News (Media Awareness Project) - Peru: Peruvian Drug Trafficker Tells Tale Of Torture |
Title: | Peru: Peruvian Drug Trafficker Tells Tale Of Torture |
Published On: | 2001-02-10 |
Source: | Miami Herald (FL) |
Fetched On: | 2008-01-27 00:32:10 |
PERUVIAN DRUG TRAFFICKER TELLS TALE OF TORTURE
LIMA, Peru -- (AP) -- Demetrio Chavez says torturers used drugs,
electric shocks and even drilled a hole in his head to make him forget
about his drug-trafficking partnership with Peru's chief of security.
His story, told to congressional investigators and TV cameras, is the
latest to fascinate Peruvians as they unravel the lurid goings-on
during the decade-long rule of former President Alberto Fujimori,
which ended in November.
Chavez's story keeps the spotlight where it has been for months -- on
Vladimiro Montesinos, Fujimori's feared spymaster, who is believed to
have fled Peru in a boat in October as the regime collapsed.
Montesinos is accused of running a corruption and drug-running network
that infected the armed forces from generals down. Peru is one of the
world's major producers of the coca leaf used to make cocaine.
The most hair-raising details given by Chavez -- a convicted drug
kingpin -- to the congressional committee investigating Montesinos'
alleged wrongdoing involve a brutal 1994 interrogation.
= = = = = = =
▶ [Try it]: In the article about the Peruvian drug trafficker's torture claims, copy the text between "Montesinos is accused" and "brutal 1994 interrogation.", inclusive, and replace "hair-raising" with "startling".

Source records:
= = = = = = =
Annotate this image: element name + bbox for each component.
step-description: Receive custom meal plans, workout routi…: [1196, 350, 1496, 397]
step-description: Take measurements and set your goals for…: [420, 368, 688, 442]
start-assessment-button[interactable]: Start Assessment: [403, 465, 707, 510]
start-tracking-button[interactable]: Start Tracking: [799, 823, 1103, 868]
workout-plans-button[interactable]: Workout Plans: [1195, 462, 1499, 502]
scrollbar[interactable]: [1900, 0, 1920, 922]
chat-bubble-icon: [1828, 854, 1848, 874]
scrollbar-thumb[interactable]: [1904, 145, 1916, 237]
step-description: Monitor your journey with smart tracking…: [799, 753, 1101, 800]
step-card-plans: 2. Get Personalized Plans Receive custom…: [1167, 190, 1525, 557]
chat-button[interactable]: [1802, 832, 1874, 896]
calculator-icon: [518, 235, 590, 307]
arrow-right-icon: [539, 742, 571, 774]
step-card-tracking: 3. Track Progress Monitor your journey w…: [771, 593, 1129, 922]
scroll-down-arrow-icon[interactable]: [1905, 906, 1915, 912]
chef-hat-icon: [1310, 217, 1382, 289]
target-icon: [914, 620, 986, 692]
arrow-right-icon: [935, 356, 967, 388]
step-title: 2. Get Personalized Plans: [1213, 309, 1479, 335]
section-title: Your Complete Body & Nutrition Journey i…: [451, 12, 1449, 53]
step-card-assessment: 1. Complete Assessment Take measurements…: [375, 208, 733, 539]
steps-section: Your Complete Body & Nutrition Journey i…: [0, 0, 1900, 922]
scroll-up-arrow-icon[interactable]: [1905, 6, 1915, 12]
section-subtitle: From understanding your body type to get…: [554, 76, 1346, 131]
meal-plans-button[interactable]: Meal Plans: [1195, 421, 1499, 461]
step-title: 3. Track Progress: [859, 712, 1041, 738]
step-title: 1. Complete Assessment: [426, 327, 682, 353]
= = = = = = =
▶ [Solution for this task]:
Montesinos is accused of running a corruption and drug-running network
that infected the armed forces from generals down. Peru is one of the
world's major producers of the coca leaf used to make cocaine.
The most startling details given by Chavez -- a convicted drug
kingpin -- to the congressional committee investigating Montesinos'
alleged wrongdoing involve a brutal 1994 interrogation.